## AIM
In the entries below, count every line with the word "text". Return only the count.

--- START OF EXTRACTED DATA ---

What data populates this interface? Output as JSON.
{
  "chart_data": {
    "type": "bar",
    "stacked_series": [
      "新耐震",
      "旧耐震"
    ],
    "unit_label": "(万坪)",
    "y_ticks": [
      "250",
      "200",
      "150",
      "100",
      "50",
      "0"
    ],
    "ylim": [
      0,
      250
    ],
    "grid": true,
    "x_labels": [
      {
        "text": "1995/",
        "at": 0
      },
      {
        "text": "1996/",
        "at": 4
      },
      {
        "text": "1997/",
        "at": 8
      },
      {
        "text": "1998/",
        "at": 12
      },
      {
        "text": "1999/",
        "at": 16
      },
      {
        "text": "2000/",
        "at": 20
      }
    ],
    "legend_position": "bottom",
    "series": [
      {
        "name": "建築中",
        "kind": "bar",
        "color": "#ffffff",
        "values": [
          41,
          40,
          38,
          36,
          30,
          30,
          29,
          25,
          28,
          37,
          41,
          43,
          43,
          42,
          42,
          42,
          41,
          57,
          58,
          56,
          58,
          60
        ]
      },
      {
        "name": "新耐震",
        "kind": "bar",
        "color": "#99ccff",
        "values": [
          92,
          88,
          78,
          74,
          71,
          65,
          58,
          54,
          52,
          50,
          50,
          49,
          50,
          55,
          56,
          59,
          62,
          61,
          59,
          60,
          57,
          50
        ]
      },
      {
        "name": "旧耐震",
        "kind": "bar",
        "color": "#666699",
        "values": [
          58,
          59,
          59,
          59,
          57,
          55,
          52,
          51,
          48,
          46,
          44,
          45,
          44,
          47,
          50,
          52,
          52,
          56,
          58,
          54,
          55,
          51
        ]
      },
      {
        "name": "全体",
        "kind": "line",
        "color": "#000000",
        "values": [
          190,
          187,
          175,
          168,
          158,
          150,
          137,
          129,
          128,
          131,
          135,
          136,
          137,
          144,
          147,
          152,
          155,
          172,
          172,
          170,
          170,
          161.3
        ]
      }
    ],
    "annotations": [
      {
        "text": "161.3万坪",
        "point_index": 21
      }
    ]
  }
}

--- END OF EXTRACTED DATA ---

## FINISHED ANSWER
7